Data records:
>> Begin

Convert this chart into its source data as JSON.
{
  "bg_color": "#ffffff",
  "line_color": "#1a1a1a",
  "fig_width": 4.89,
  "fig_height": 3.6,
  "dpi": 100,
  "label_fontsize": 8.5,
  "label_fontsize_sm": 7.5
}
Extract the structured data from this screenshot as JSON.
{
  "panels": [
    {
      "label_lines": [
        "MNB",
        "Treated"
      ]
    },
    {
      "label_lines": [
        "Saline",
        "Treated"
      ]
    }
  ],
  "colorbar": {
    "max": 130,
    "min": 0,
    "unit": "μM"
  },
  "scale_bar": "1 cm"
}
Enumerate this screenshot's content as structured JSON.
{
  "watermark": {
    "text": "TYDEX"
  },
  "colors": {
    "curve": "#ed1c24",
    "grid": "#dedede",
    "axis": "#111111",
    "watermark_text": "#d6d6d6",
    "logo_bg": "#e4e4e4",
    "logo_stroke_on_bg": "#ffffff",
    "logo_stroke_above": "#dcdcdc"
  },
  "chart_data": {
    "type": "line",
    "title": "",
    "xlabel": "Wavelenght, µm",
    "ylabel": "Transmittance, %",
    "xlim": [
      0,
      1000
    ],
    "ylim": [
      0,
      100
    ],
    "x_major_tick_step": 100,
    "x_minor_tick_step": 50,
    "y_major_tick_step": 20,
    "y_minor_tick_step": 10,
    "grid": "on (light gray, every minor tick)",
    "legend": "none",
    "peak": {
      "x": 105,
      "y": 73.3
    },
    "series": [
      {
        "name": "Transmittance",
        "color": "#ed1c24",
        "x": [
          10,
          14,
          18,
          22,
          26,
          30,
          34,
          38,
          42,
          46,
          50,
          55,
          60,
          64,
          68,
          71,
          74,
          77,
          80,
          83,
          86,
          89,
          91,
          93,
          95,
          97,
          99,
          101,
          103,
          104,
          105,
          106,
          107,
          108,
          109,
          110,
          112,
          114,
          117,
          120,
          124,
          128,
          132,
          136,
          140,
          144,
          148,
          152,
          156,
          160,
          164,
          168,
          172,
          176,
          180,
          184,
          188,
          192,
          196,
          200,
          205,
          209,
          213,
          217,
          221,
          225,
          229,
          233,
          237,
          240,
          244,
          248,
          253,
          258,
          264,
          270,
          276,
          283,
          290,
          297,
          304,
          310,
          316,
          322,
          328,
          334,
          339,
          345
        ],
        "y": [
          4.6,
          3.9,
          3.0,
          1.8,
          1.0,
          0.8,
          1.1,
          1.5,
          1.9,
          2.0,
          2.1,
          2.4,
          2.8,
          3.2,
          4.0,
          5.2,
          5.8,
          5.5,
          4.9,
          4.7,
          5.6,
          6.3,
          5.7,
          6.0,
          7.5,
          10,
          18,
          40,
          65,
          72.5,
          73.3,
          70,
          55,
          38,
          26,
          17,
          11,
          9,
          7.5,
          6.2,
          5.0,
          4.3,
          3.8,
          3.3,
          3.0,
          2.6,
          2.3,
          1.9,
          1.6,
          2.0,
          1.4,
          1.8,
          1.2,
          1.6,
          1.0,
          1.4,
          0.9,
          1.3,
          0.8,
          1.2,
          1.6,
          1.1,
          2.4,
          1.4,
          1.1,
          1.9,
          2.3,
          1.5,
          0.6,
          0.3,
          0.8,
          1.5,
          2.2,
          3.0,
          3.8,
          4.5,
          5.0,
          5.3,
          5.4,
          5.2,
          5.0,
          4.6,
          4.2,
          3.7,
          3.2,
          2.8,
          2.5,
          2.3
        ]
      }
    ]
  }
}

>> End

▶ _Task objective_
Restate all of the entries above precisely.

▶ _Answer below_
Convert this chart into its source data as JSON.
{
  "bg_color": "#ffffff",
  "line_color": "#1a1a1a",
  "fig_width": 4.89,
  "fig_height": 3.6,
  "dpi": 100,
  "label_fontsize": 8.5,
  "label_fontsize_sm": 7.5
}
Extract the structured data from this screenshot as JSON.
{
  "panels": [
    {
      "label_lines": [
        "MNB",
        "Treated"
      ]
    },
    {
      "label_lines": [
        "Saline",
        "Treated"
      ]
    }
  ],
  "colorbar": {
    "max": 130,
    "min": 0,
    "unit": "μM"
  },
  "scale_bar": "1 cm"
}
Enumerate this screenshot's content as structured JSON.
{
  "watermark": {
    "text": "TYDEX"
  },
  "colors": {
    "curve": "#ed1c24",
    "grid": "#dedede",
    "axis": "#111111",
    "watermark_text": "#d6d6d6",
    "logo_bg": "#e4e4e4",
    "logo_stroke_on_bg": "#ffffff",
    "logo_stroke_above": "#dcdcdc"
  },
  "chart_data": {
    "type": "line",
    "title": "",
    "xlabel": "Wavelenght, µm",
    "ylabel": "Transmittance, %",
    "xlim": [
      0,
      1000
    ],
    "ylim": [
      0,
      100
    ],
    "x_major_tick_step": 100,
    "x_minor_tick_step": 50,
    "y_major_tick_step": 20,
    "y_minor_tick_step": 10,
    "grid": "on (light gray, every minor tick)",
    "legend": "none",
    "peak": {
      "x": 105,
      "y": 73.3
    },
    "series": [
      {
        "name": "Transmittance",
        "color": "#ed1c24",
        "x": [
          10,
          14,
          18,
          22,
          26,
          30,
          34,
          38,
          42,
          46,
          50,
          55,
          60,
          64,
          68,
          71,
          74,
          77,
          80,
          83,
          86,
          89,
          91,
          93,
          95,
          97,
          99,
          101,
          103,
          104,
          105,
          106,
          107,
          108,
          109,
          110,
          112,
          114,
          117,
          120,
          124,
          128,
          132,
          136,
          140,
          144,
          148,
          152,
          156,
          160,
          164,
          168,
          172,
          176,
          180,
          184,
          188,
          192,
          196,
          200,
          205,
          209,
          213,
          217,
          221,
          225,
          229,
          233,
          237,
          240,
          244,
          248,
          253,
          258,
          264,
          270,
          276,
          283,
          290,
          297,
          304,
          310,
          316,
          322,
          328,
          334,
          339,
          345
        ],
        "y": [
          4.6,
          3.9,
          3.0,
          1.8,
          1.0,
          0.8,
          1.1,
          1.5,
          1.9,
          2.0,
          2.1,
          2.4,
          2.8,
          3.2,
          4.0,
          5.2,
          5.8,
          5.5,
          4.9,
          4.7,
          5.6,
          6.3,
          5.7,
          6.0,
          7.5,
          10,
          18,
          40,
          65,
          72.5,
          73.3,
          70,
          55,
          38,
          26,
          17,
          11,
          9,
          7.5,
          6.2,
          5.0,
          4.3,
          3.8,
          3.3,
          3.0,
          2.6,
          2.3,
          1.9,
          1.6,
          2.0,
          1.4,
          1.8,
          1.2,
          1.6,
          1.0,
          1.4,
          0.9,
          1.3,
          0.8,
          1.2,
          1.6,
          1.1,
          2.4,
          1.4,
          1.1,
          1.9,
          2.3,
          1.5,
          0.6,
          0.3,
          0.8,
          1.5,
          2.2,
          3.0,
          3.8,
          4.5,
          5.0,
          5.3,
          5.4,
          5.2,
          5.0,
          4.6,
          4.2,
          3.7,
          3.2,
          2.8,
          2.5,
          2.3
        ]
      }
    ]
  }
}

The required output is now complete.